• Your instructions: Produce an exact copy of all the data below, dropping every image.

Dataset rows

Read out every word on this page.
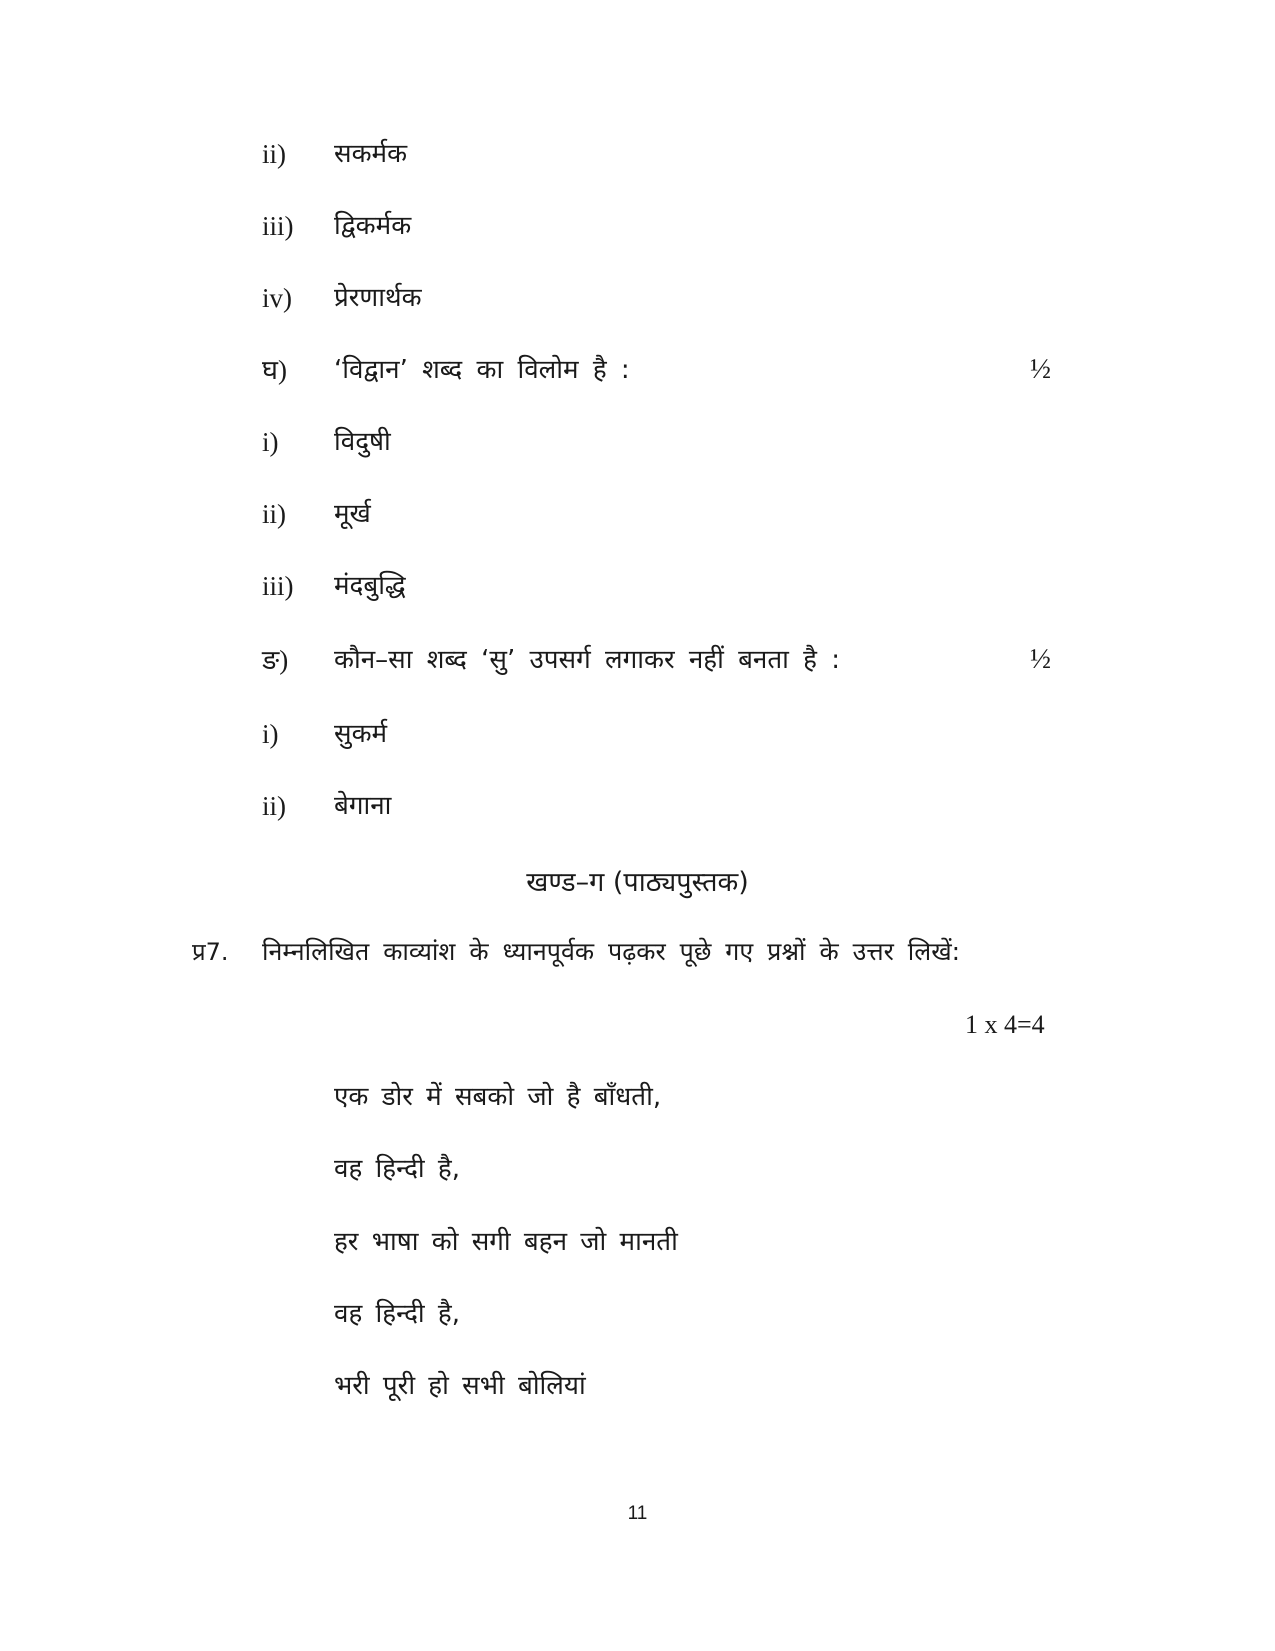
ii) सकर्मक
iii) द्विकर्मक
iv) प्रेरणार्थक
घ) ‘विद्वान’ शब्द का विलोम है :	½
i) विदुषी
ii) मूर्ख
iii) मंदबुद्धि
ङ) कौन–सा शब्द ‘सु’ उपसर्ग लगाकर नहीं बनता है :	½
i) सुकर्म
ii) बेगाना
खण्ड–ग (पाठ्यपुस्तक)
प्र7. निम्नलिखित काव्यांश के ध्यानपूर्वक पढ़कर पूछे गए प्रश्नों के उत्तर लिखें:
1 x 4=4
एक डोर में सबको जो है बाँधती,
वह हिन्दी है,
हर भाषा को सगी बहन जो मानती
वह हिन्दी है,
भरी पूरी हो सभी बोलियां
11
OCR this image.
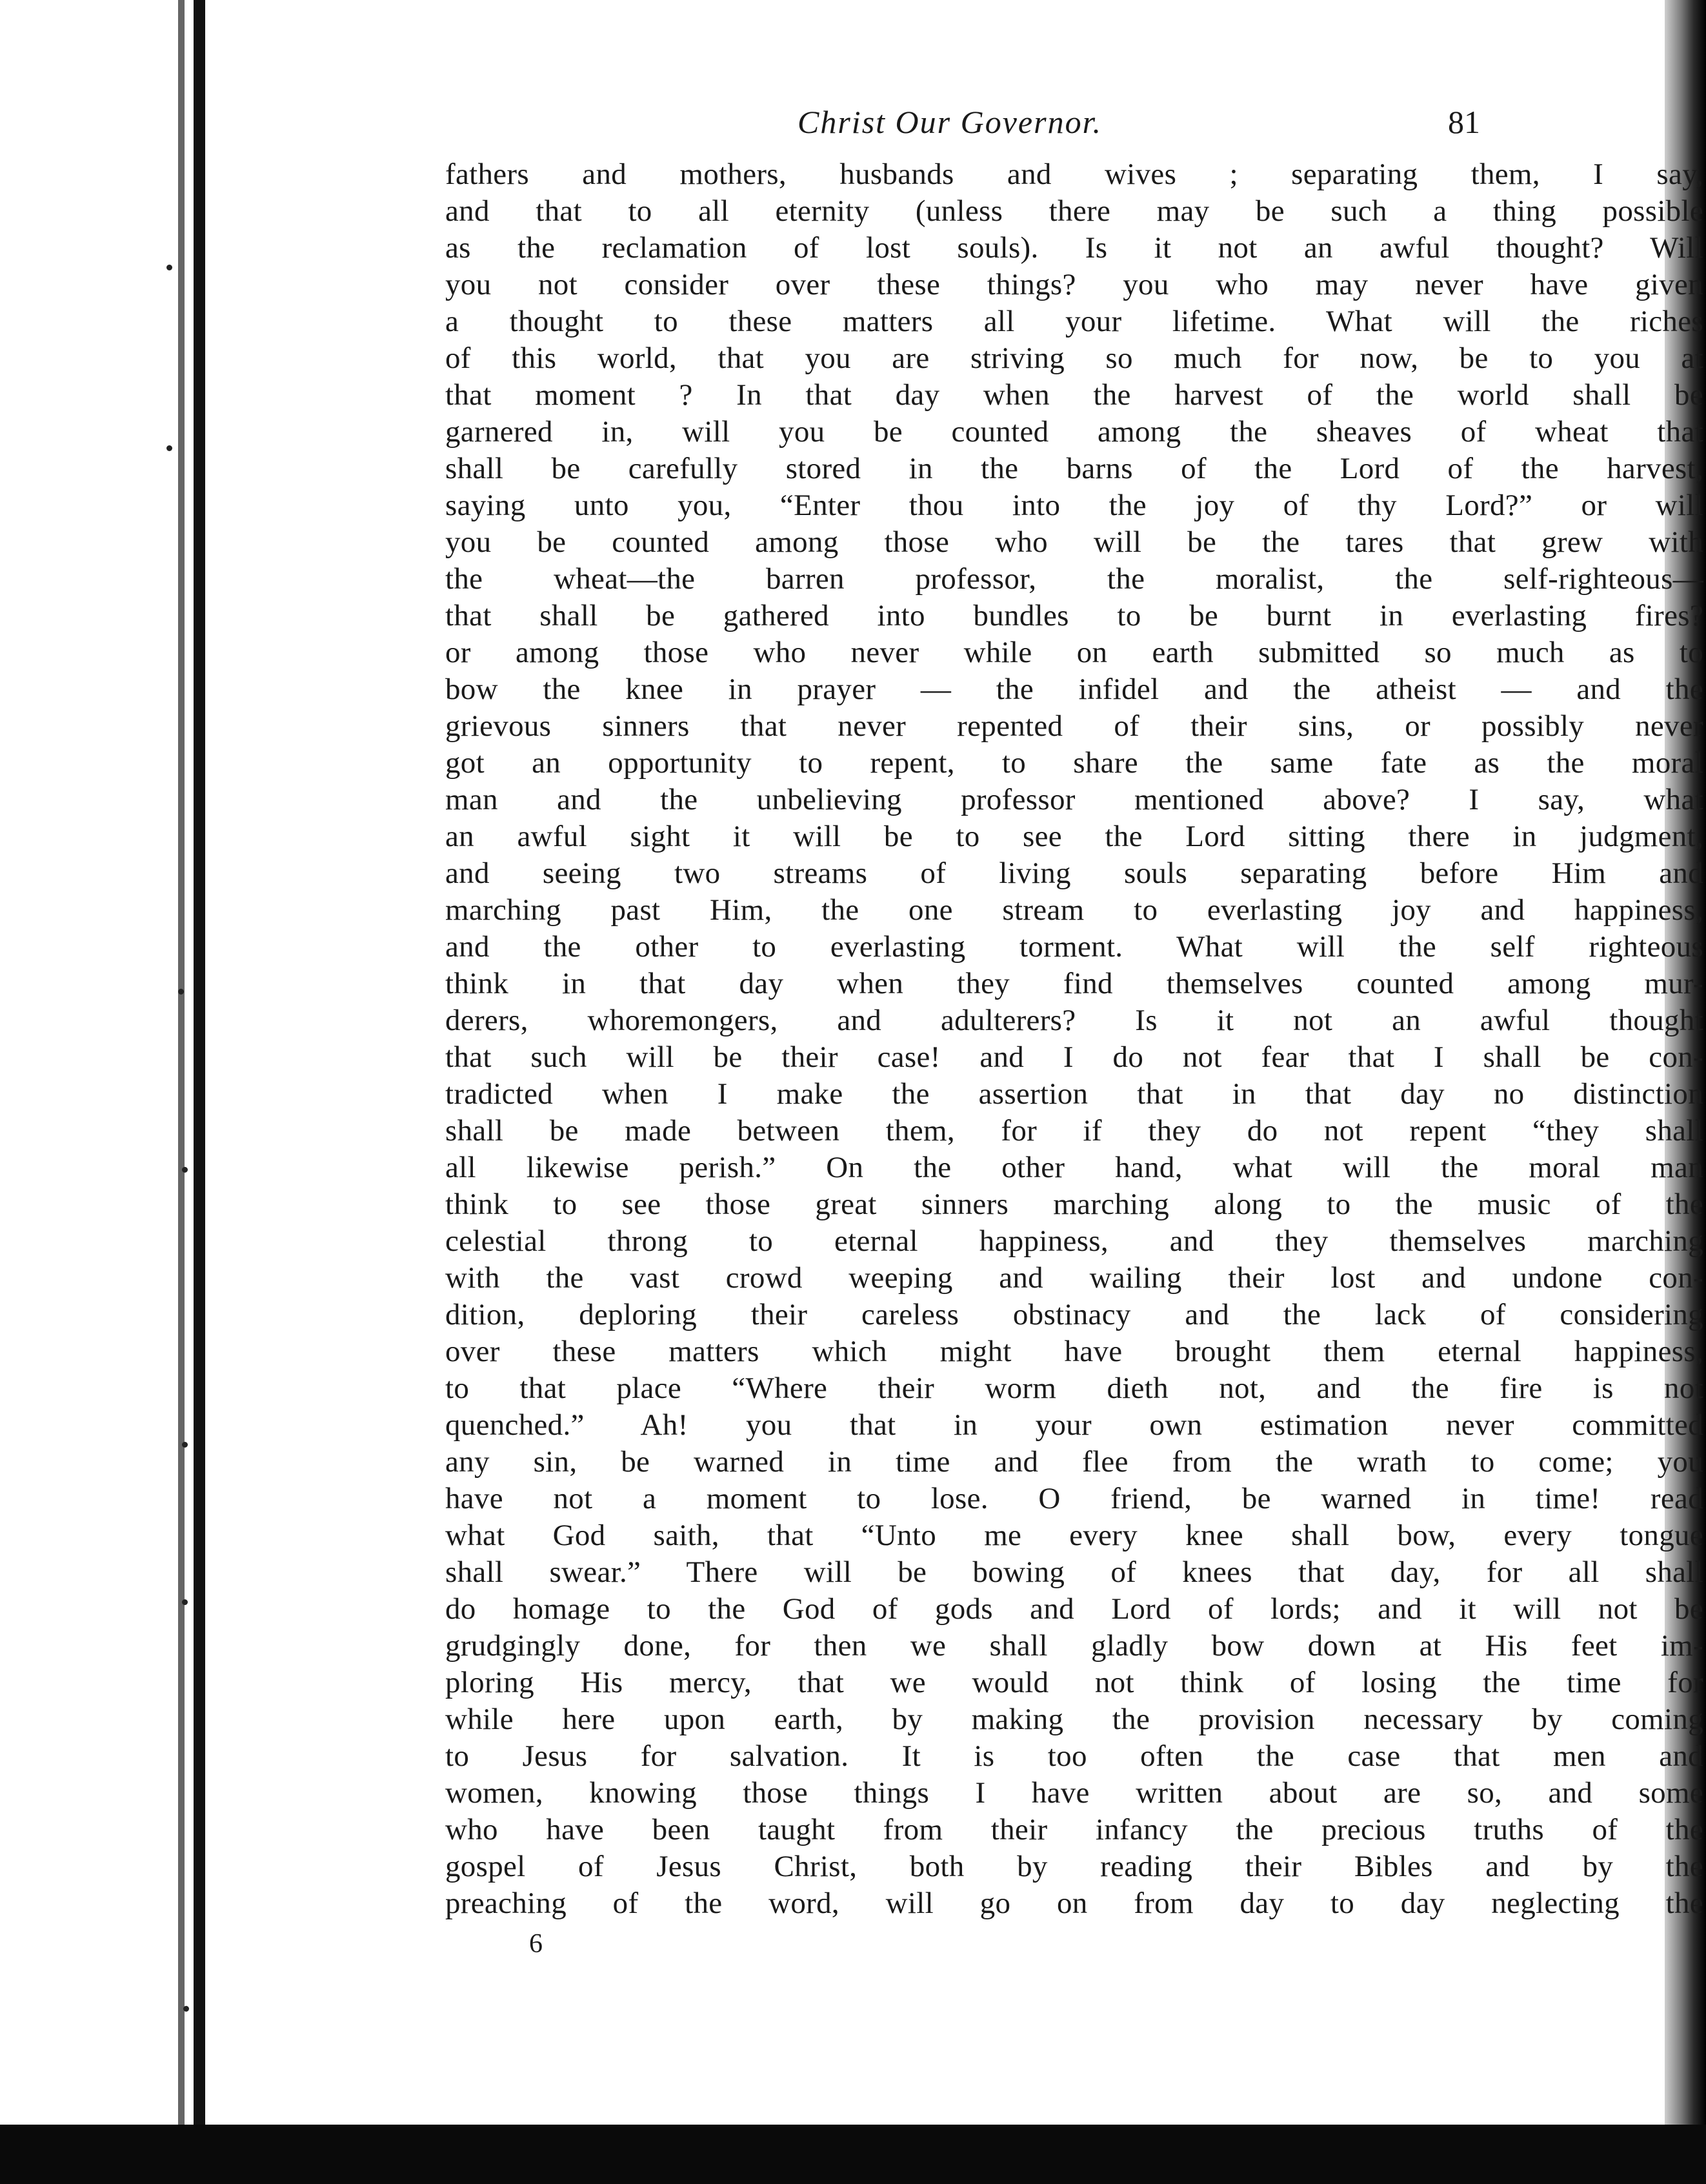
Christ Our Governor.	81
fathers and mothers, husbands and wives ; separating them, I say,
and that to all eternity (unless there may be such a thing possible
as the reclamation of lost souls). Is it not an awful thought? Will
you not consider over these things? you who may never have given
a thought to these matters all your lifetime. What will the riches
of this world, that you are striving so much for now, be to you at
that moment ? In that day when the harvest of the world shall be
garnered in, will you be counted among the sheaves of wheat that
shall be carefully stored in the barns of the Lord of the harvest,
saying unto you, “Enter thou into the joy of thy Lord?” or will
you be counted among those who will be the tares that grew with
the wheat—the barren professor, the moralist, the self-righteous—
that shall be gathered into bundles to be burnt in everlasting fires?
or among those who never while on earth submitted so much as to
bow the knee in prayer — the infidel and the atheist — and the
grievous sinners that never repented of their sins, or possibly never
got an opportunity to repent, to share the same fate as the moral
man and the unbelieving professor mentioned above? I say, what
an awful sight it will be to see the Lord sitting there in judgment,
and seeing two streams of living souls separating before Him and
marching past Him, the one stream to everlasting joy and happiness,
and the other to everlasting torment. What will the self righteous
think in that day when they find themselves counted among mur-
derers, whoremongers, and adulterers? Is it not an awful thought
that such will be their case! and I do not fear that I shall be con-
tradicted when I make the assertion that in that day no distinction
shall be made between them, for if they do not repent “they shall
all likewise perish.” On the other hand, what will the moral man
think to see those great sinners marching along to the music of the
celestial throng to eternal happiness, and they themselves marching
with the vast crowd weeping and wailing their lost and undone con-
dition, deploring their careless obstinacy and the lack of considering
over these matters which might have brought them eternal happiness,
to that place “Where their worm dieth not, and the fire is not
quenched.” Ah! you that in your own estimation never committed
any sin, be warned in time and flee from the wrath to come; you
have not a moment to lose. O friend, be warned in time! read
what God saith, that “Unto me every knee shall bow, every tongue
shall swear.” There will be bowing of knees that day, for all shall
do homage to the God of gods and Lord of lords; and it will not be
grudgingly done, for then we shall gladly bow down at His feet im-
ploring His mercy, that we would not think of losing the time for
while here upon earth, by making the provision necessary by coming
to Jesus for salvation. It is too often the case that men and
women, knowing those things I have written about are so, and some
who have been taught from their infancy the precious truths of the
gospel of Jesus Christ, both by reading their Bibles and by the
preaching of the word, will go on from day to day neglecting the
6
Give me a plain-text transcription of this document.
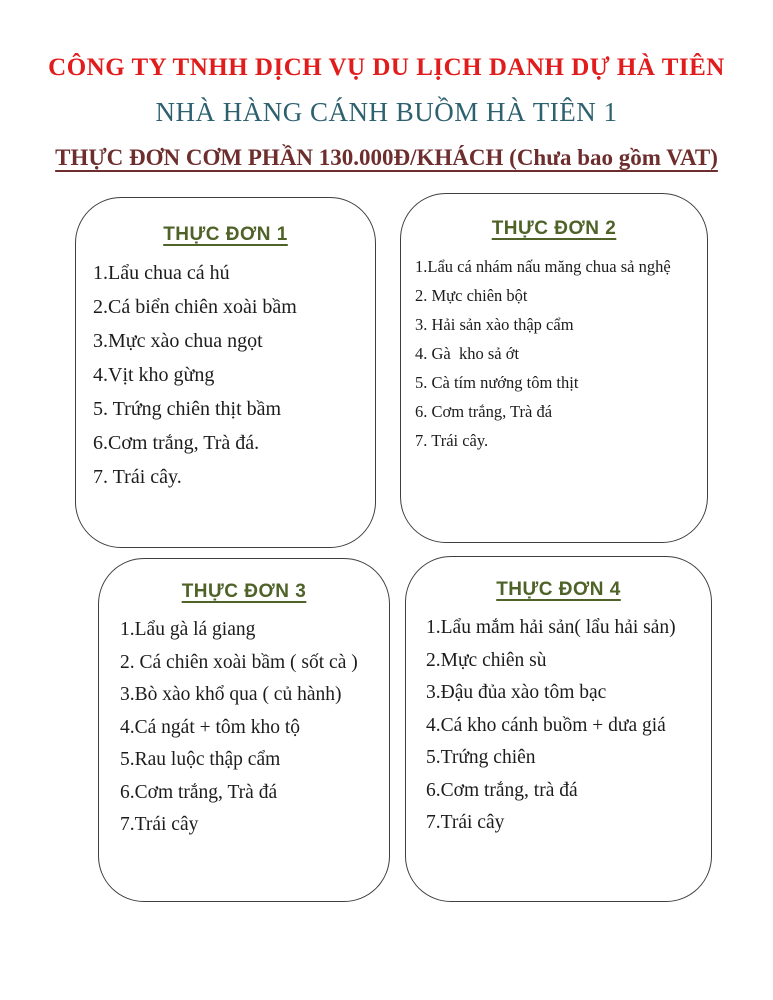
CÔNG TY TNHH DỊCH VỤ DU LỊCH DANH DỰ HÀ TIÊN
NHÀ HÀNG CÁNH BUỒM HÀ TIÊN 1
THỰC ĐƠN CƠM PHẦN 130.000Đ/KHÁCH (Chưa bao gồm VAT)
THỰC ĐƠN 1
1.Lẩu chua cá hú
2.Cá biển chiên xoài bầm
3.Mực xào chua ngọt
4.Vịt kho gừng
5. Trứng chiên thịt bầm
6.Cơm trắng, Trà đá.
7. Trái cây.
THỰC ĐƠN 2
1.Lẩu cá nhám nấu măng chua sả nghệ
2. Mực chiên bột
3. Hải sản xào thập cẩm
4. Gà  kho sả ớt
5. Cà tím nướng tôm thịt
6. Cơm trắng, Trà đá
7. Trái cây.
THỰC ĐƠN 3
1.Lẩu gà lá giang
2. Cá chiên xoài bầm ( sốt cà )
3.Bò xào khổ qua ( củ hành)
4.Cá ngát + tôm kho tộ
5.Rau luộc thập cẩm
6.Cơm trắng, Trà đá
7.Trái cây
THỰC ĐƠN 4
1.Lẩu mắm hải sản( lẩu hải sản)
2.Mực chiên sù
3.Đậu đủa xào tôm bạc
4.Cá kho cánh buồm + dưa giá
5.Trứng chiên
6.Cơm trắng, trà đá
7.Trái cây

• Result of the task:
Read out every word on this page.
ii) सकर्मक
iii) द्विकर्मक
iv) प्रेरणार्थक
घ) ‘विद्वान’ शब्द का विलोम है :	½
i) विदुषी
ii) मूर्ख
iii) मंदबुद्धि
ङ) कौन–सा शब्द ‘सु’ उपसर्ग लगाकर नहीं बनता है :	½
i) सुकर्म
ii) बेगाना
खण्ड–ग (पाठ्यपुस्तक)
प्र7. निम्नलिखित काव्यांश के ध्यानपूर्वक पढ़कर पूछे गए प्रश्नों के उत्तर लिखें:
1 x 4=4
एक डोर में सबको जो है बाँधती,
वह हिन्दी है,
हर भाषा को सगी बहन जो मानती
वह हिन्दी है,
भरी पूरी हो सभी बोलियां
11
OCR this image.
Christ Our Governor.	81
fathers and mothers, husbands and wives ; separating them, I say,
and that to all eternity (unless there may be such a thing possible
as the reclamation of lost souls). Is it not an awful thought? Will
you not consider over these things? you who may never have given
a thought to these matters all your lifetime. What will the riches
of this world, that you are striving so much for now, be to you at
that moment ? In that day when the harvest of the world shall be
garnered in, will you be counted among the sheaves of wheat that
shall be carefully stored in the barns of the Lord of the harvest,
saying unto you, “Enter thou into the joy of thy Lord?” or will
you be counted among those who will be the tares that grew with
the wheat—the barren professor, the moralist, the self-righteous—
that shall be gathered into bundles to be burnt in everlasting fires?
or among those who never while on earth submitted so much as to
bow the knee in prayer — the infidel and the atheist — and the
grievous sinners that never repented of their sins, or possibly never
got an opportunity to repent, to share the same fate as the moral
man and the unbelieving professor mentioned above? I say, what
an awful sight it will be to see the Lord sitting there in judgment,
and seeing two streams of living souls separating before Him and
marching past Him, the one stream to everlasting joy and happiness,
and the other to everlasting torment. What will the self righteous
think in that day when they find themselves counted among mur-
derers, whoremongers, and adulterers? Is it not an awful thought
that such will be their case! and I do not fear that I shall be con-
tradicted when I make the assertion that in that day no distinction
shall be made between them, for if they do not repent “they shall
all likewise perish.” On the other hand, what will the moral man
think to see those great sinners marching along to the music of the
celestial throng to eternal happiness, and they themselves marching
with the vast crowd weeping and wailing their lost and undone con-
dition, deploring their careless obstinacy and the lack of considering
over these matters which might have brought them eternal happiness,
to that place “Where their worm dieth not, and the fire is not
quenched.” Ah! you that in your own estimation never committed
any sin, be warned in time and flee from the wrath to come; you
have not a moment to lose. O friend, be warned in time! read
what God saith, that “Unto me every knee shall bow, every tongue
shall swear.” There will be bowing of knees that day, for all shall
do homage to the God of gods and Lord of lords; and it will not be
grudgingly done, for then we shall gladly bow down at His feet im-
ploring His mercy, that we would not think of losing the time for
while here upon earth, by making the provision necessary by coming
to Jesus for salvation. It is too often the case that men and
women, knowing those things I have written about are so, and some
who have been taught from their infancy the precious truths of the
gospel of Jesus Christ, both by reading their Bibles and by the
preaching of the word, will go on from day to day neglecting the
6
Give me a plain-text transcription of this document.
CÔNG TY TNHH DỊCH VỤ DU LỊCH DANH DỰ HÀ TIÊN
NHÀ HÀNG CÁNH BUỒM HÀ TIÊN 1
THỰC ĐƠN CƠM PHẦN 130.000Đ/KHÁCH (Chưa bao gồm VAT)
THỰC ĐƠN 1
1.Lẩu chua cá hú
2.Cá biển chiên xoài bầm
3.Mực xào chua ngọt
4.Vịt kho gừng
5. Trứng chiên thịt bầm
6.Cơm trắng, Trà đá.
7. Trái cây.
THỰC ĐƠN 2
1.Lẩu cá nhám nấu măng chua sả nghệ
2. Mực chiên bột
3. Hải sản xào thập cẩm
4. Gà  kho sả ớt
5. Cà tím nướng tôm thịt
6. Cơm trắng, Trà đá
7. Trái cây.
THỰC ĐƠN 3
1.Lẩu gà lá giang
2. Cá chiên xoài bầm ( sốt cà )
3.Bò xào khổ qua ( củ hành)
4.Cá ngát + tôm kho tộ
5.Rau luộc thập cẩm
6.Cơm trắng, Trà đá
7.Trái cây
THỰC ĐƠN 4
1.Lẩu mắm hải sản( lẩu hải sản)
2.Mực chiên sù
3.Đậu đủa xào tôm bạc
4.Cá kho cánh buồm + dưa giá
5.Trứng chiên
6.Cơm trắng, trà đá
7.Trái cây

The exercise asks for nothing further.